## Task statement
Copy every row from the one containing "y-tick-label: 2 [22,187,30,204]" down to the one containing "y-tick-label: 6 [22,63,30,80]", swapping "legend-label" for "legend-text" and keeping everything else unchanged.

## Data section
━━━━━━━━
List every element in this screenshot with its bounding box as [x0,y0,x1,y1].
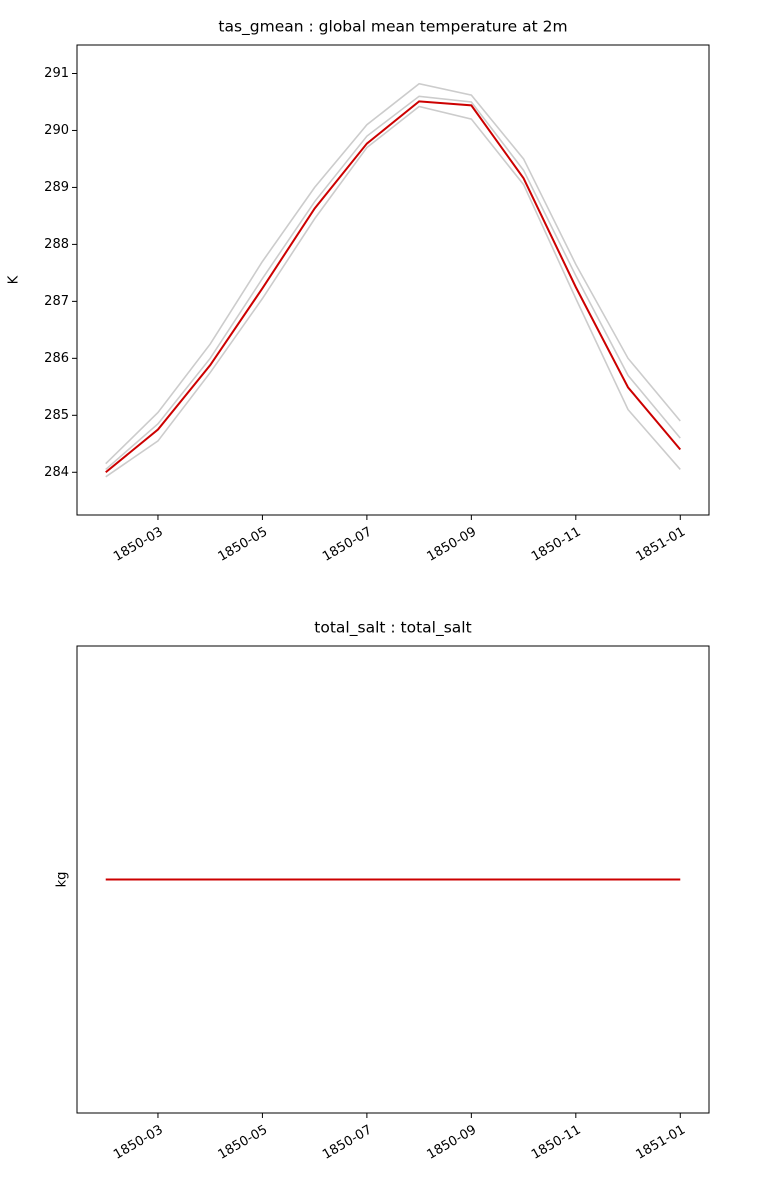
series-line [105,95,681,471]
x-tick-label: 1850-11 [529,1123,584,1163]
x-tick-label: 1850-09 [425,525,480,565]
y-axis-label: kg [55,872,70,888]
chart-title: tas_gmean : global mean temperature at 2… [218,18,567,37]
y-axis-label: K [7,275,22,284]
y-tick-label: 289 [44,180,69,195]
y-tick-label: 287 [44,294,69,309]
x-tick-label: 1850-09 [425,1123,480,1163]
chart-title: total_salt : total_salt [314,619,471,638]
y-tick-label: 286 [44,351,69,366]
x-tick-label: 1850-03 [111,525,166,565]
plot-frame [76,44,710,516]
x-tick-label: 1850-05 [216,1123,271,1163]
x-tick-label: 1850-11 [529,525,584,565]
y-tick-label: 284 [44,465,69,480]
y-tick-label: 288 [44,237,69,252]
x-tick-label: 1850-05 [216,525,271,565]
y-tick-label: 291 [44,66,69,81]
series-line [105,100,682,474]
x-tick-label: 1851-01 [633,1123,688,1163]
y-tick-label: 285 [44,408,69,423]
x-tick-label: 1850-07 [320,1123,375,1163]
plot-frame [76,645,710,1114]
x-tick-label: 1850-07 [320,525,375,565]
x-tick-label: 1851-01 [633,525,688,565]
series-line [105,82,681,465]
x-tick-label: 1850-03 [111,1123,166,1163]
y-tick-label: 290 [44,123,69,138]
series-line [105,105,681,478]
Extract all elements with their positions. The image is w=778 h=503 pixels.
━━━━━━━━
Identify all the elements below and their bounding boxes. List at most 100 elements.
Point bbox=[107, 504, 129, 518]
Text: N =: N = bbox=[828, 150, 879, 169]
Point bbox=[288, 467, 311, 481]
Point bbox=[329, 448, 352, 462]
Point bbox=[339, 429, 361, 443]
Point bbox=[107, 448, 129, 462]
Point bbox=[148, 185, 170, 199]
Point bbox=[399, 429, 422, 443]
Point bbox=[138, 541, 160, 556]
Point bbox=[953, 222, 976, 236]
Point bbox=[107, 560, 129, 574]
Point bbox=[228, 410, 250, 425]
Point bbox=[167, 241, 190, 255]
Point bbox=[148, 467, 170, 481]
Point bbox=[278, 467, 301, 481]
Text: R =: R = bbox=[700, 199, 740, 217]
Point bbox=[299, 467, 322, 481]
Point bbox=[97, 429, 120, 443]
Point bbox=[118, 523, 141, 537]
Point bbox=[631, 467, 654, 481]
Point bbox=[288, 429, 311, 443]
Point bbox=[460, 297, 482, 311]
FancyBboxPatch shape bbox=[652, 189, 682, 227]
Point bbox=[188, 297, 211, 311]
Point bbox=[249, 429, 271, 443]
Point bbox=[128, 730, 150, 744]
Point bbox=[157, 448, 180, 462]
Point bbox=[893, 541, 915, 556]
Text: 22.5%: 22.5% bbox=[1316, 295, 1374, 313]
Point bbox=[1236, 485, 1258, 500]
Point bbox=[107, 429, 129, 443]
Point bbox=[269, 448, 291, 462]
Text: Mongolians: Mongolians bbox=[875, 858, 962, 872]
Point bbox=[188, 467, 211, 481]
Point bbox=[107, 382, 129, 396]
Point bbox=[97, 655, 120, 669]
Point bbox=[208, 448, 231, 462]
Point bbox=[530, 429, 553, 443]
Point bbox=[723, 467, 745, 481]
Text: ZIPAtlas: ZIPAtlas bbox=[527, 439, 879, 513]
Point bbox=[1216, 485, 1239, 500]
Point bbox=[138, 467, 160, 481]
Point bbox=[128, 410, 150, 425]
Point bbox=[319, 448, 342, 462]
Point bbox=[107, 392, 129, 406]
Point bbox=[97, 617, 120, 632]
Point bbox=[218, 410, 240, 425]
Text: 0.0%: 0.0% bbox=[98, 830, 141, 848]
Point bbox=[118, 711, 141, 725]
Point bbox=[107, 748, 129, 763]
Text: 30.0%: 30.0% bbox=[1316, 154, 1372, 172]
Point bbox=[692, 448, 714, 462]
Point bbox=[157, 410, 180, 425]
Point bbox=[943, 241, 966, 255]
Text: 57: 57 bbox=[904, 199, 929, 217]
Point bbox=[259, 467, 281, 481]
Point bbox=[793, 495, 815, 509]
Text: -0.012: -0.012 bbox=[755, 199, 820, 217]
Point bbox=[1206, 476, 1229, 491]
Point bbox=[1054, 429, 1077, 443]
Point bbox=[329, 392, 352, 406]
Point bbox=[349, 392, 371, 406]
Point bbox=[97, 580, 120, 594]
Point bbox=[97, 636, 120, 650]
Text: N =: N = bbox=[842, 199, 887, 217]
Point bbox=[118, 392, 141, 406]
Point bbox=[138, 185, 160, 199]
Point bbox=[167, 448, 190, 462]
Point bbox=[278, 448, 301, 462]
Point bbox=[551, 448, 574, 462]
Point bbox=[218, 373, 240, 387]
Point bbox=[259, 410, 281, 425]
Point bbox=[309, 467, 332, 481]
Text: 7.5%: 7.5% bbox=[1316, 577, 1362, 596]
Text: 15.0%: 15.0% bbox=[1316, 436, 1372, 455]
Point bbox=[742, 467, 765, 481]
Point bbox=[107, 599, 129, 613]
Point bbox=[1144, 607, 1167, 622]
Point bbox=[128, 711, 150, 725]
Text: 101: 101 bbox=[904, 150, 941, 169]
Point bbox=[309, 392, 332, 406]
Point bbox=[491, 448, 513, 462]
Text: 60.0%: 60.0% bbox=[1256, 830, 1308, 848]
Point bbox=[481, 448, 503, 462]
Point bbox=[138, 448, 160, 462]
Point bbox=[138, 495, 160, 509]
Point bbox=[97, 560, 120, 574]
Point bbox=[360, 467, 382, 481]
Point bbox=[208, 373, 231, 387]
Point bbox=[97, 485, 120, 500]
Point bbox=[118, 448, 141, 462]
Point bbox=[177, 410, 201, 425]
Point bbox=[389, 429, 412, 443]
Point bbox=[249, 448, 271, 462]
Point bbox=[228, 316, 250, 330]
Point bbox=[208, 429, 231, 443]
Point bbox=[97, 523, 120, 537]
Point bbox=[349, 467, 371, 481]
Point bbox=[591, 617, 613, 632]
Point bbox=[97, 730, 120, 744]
━━━━━━━━
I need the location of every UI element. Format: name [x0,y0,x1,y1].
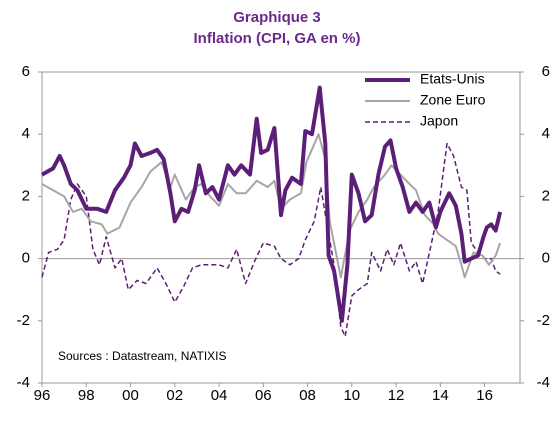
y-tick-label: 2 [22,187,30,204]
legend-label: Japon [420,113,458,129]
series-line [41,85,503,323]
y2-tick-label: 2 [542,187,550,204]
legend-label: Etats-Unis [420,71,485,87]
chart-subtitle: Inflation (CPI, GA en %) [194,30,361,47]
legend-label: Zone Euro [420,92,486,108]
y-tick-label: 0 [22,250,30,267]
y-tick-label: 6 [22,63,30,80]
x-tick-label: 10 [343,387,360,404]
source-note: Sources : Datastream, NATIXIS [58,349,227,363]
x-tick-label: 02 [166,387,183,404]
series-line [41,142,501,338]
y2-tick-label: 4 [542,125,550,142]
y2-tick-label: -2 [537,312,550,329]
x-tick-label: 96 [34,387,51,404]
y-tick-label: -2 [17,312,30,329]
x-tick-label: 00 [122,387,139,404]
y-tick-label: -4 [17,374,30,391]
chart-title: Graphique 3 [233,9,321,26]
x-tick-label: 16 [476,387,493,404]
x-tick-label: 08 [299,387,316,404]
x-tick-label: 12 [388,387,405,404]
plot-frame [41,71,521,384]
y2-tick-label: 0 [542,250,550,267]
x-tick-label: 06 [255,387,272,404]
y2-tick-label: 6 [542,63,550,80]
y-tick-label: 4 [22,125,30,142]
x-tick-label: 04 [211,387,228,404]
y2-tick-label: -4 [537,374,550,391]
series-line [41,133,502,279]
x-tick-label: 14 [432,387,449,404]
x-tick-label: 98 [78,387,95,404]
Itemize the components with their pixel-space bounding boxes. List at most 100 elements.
━━━━━━━━
## Task response
y-tick-label: 2 [22,187,30,204]
legend-text: Japon [420,113,458,129]
series-line [41,85,503,323]
y2-tick-label: 2 [542,187,550,204]
legend-text: Etats-Unis [420,71,485,87]
chart-subtitle: Inflation (CPI, GA en %) [194,30,361,47]
legend-text: Zone Euro [420,92,486,108]
y-tick-label: 0 [22,250,30,267]
y-tick-label: 6 [22,63,30,80]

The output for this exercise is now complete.